▸ Exercise directions:
Set down all of the entries word for word, omitting the images they contain.

Extracted data entries
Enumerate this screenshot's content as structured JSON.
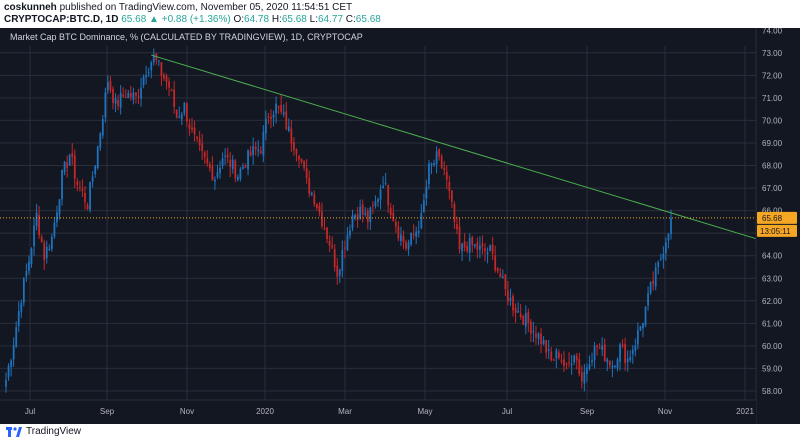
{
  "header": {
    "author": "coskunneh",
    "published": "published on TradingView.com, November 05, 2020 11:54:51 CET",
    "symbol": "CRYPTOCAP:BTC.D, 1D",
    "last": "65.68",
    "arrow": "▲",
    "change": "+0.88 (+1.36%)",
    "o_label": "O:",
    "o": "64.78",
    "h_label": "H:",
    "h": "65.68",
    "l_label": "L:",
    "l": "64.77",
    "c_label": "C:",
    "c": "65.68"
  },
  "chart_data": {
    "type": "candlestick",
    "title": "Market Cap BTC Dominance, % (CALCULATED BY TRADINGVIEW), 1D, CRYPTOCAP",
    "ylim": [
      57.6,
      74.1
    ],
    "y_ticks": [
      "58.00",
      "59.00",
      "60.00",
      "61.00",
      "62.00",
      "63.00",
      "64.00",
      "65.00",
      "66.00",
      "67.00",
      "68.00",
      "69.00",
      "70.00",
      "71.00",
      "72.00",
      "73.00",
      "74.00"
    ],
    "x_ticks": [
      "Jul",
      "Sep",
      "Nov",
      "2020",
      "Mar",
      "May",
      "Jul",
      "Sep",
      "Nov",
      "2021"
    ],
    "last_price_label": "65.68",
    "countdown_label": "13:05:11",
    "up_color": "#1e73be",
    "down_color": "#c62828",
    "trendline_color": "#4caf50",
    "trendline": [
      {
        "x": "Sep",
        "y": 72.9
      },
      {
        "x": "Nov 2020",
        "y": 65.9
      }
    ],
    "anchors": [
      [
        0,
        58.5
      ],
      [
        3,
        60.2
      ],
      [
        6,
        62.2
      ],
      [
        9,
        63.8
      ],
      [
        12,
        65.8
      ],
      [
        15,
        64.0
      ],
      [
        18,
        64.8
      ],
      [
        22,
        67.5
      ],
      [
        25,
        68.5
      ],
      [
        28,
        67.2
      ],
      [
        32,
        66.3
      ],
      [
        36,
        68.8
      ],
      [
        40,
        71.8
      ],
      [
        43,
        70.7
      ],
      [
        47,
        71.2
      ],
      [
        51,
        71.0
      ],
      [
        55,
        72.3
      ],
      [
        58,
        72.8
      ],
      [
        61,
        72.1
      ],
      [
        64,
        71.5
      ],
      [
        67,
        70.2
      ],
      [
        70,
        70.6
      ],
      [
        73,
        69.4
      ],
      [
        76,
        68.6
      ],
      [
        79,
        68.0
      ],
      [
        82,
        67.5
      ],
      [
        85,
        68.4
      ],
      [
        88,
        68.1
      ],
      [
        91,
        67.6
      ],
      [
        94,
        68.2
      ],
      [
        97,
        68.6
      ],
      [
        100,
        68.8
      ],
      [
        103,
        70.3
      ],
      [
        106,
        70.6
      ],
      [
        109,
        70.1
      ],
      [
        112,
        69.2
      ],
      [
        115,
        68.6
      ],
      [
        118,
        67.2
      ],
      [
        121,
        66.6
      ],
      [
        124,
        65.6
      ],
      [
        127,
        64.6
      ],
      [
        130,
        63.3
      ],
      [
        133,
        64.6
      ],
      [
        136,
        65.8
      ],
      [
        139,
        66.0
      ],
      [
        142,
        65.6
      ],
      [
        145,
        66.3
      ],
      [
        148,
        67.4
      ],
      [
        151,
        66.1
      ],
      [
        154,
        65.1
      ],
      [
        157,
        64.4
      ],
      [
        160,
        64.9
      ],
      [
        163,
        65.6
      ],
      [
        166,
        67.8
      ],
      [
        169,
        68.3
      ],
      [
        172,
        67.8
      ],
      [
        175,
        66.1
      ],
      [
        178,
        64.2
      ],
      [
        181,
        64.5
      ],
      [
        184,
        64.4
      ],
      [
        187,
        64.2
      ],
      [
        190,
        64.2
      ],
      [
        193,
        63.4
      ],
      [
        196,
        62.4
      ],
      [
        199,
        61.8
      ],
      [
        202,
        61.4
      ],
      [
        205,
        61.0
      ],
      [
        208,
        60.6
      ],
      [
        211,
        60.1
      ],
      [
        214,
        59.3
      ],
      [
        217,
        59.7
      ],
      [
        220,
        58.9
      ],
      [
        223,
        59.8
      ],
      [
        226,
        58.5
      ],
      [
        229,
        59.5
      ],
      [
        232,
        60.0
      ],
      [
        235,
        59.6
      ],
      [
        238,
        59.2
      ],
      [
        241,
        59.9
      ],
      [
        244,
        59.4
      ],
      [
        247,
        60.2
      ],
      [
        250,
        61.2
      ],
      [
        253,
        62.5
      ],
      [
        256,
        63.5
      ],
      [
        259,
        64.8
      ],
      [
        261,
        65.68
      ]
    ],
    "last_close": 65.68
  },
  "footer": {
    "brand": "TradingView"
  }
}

▸ Exercise response:
Enumerate this screenshot's content as structured JSON.
{
  "header": {
    "author": "coskunneh",
    "published": "published on TradingView.com, November 05, 2020 11:54:51 CET",
    "symbol": "CRYPTOCAP:BTC.D, 1D",
    "last": "65.68",
    "arrow": "▲",
    "change": "+0.88 (+1.36%)",
    "o_label": "O:",
    "o": "64.78",
    "h_label": "H:",
    "h": "65.68",
    "l_label": "L:",
    "l": "64.77",
    "c_label": "C:",
    "c": "65.68"
  },
  "chart_data": {
    "type": "candlestick",
    "title": "Market Cap BTC Dominance, % (CALCULATED BY TRADINGVIEW), 1D, CRYPTOCAP",
    "ylim": [
      57.6,
      74.1
    ],
    "y_ticks": [
      "58.00",
      "59.00",
      "60.00",
      "61.00",
      "62.00",
      "63.00",
      "64.00",
      "65.00",
      "66.00",
      "67.00",
      "68.00",
      "69.00",
      "70.00",
      "71.00",
      "72.00",
      "73.00",
      "74.00"
    ],
    "x_ticks": [
      "Jul",
      "Sep",
      "Nov",
      "2020",
      "Mar",
      "May",
      "Jul",
      "Sep",
      "Nov",
      "2021"
    ],
    "last_price_label": "65.68",
    "countdown_label": "13:05:11",
    "up_color": "#1e73be",
    "down_color": "#c62828",
    "trendline_color": "#4caf50",
    "trendline": [
      {
        "x": "Sep",
        "y": 72.9
      },
      {
        "x": "Nov 2020",
        "y": 65.9
      }
    ],
    "anchors": [
      [
        0,
        58.5
      ],
      [
        3,
        60.2
      ],
      [
        6,
        62.2
      ],
      [
        9,
        63.8
      ],
      [
        12,
        65.8
      ],
      [
        15,
        64.0
      ],
      [
        18,
        64.8
      ],
      [
        22,
        67.5
      ],
      [
        25,
        68.5
      ],
      [
        28,
        67.2
      ],
      [
        32,
        66.3
      ],
      [
        36,
        68.8
      ],
      [
        40,
        71.8
      ],
      [
        43,
        70.7
      ],
      [
        47,
        71.2
      ],
      [
        51,
        71.0
      ],
      [
        55,
        72.3
      ],
      [
        58,
        72.8
      ],
      [
        61,
        72.1
      ],
      [
        64,
        71.5
      ],
      [
        67,
        70.2
      ],
      [
        70,
        70.6
      ],
      [
        73,
        69.4
      ],
      [
        76,
        68.6
      ],
      [
        79,
        68.0
      ],
      [
        82,
        67.5
      ],
      [
        85,
        68.4
      ],
      [
        88,
        68.1
      ],
      [
        91,
        67.6
      ],
      [
        94,
        68.2
      ],
      [
        97,
        68.6
      ],
      [
        100,
        68.8
      ],
      [
        103,
        70.3
      ],
      [
        106,
        70.6
      ],
      [
        109,
        70.1
      ],
      [
        112,
        69.2
      ],
      [
        115,
        68.6
      ],
      [
        118,
        67.2
      ],
      [
        121,
        66.6
      ],
      [
        124,
        65.6
      ],
      [
        127,
        64.6
      ],
      [
        130,
        63.3
      ],
      [
        133,
        64.6
      ],
      [
        136,
        65.8
      ],
      [
        139,
        66.0
      ],
      [
        142,
        65.6
      ],
      [
        145,
        66.3
      ],
      [
        148,
        67.4
      ],
      [
        151,
        66.1
      ],
      [
        154,
        65.1
      ],
      [
        157,
        64.4
      ],
      [
        160,
        64.9
      ],
      [
        163,
        65.6
      ],
      [
        166,
        67.8
      ],
      [
        169,
        68.3
      ],
      [
        172,
        67.8
      ],
      [
        175,
        66.1
      ],
      [
        178,
        64.2
      ],
      [
        181,
        64.5
      ],
      [
        184,
        64.4
      ],
      [
        187,
        64.2
      ],
      [
        190,
        64.2
      ],
      [
        193,
        63.4
      ],
      [
        196,
        62.4
      ],
      [
        199,
        61.8
      ],
      [
        202,
        61.4
      ],
      [
        205,
        61.0
      ],
      [
        208,
        60.6
      ],
      [
        211,
        60.1
      ],
      [
        214,
        59.3
      ],
      [
        217,
        59.7
      ],
      [
        220,
        58.9
      ],
      [
        223,
        59.8
      ],
      [
        226,
        58.5
      ],
      [
        229,
        59.5
      ],
      [
        232,
        60.0
      ],
      [
        235,
        59.6
      ],
      [
        238,
        59.2
      ],
      [
        241,
        59.9
      ],
      [
        244,
        59.4
      ],
      [
        247,
        60.2
      ],
      [
        250,
        61.2
      ],
      [
        253,
        62.5
      ],
      [
        256,
        63.5
      ],
      [
        259,
        64.8
      ],
      [
        261,
        65.68
      ]
    ],
    "last_close": 65.68
  },
  "footer": {
    "brand": "TradingView"
  }
}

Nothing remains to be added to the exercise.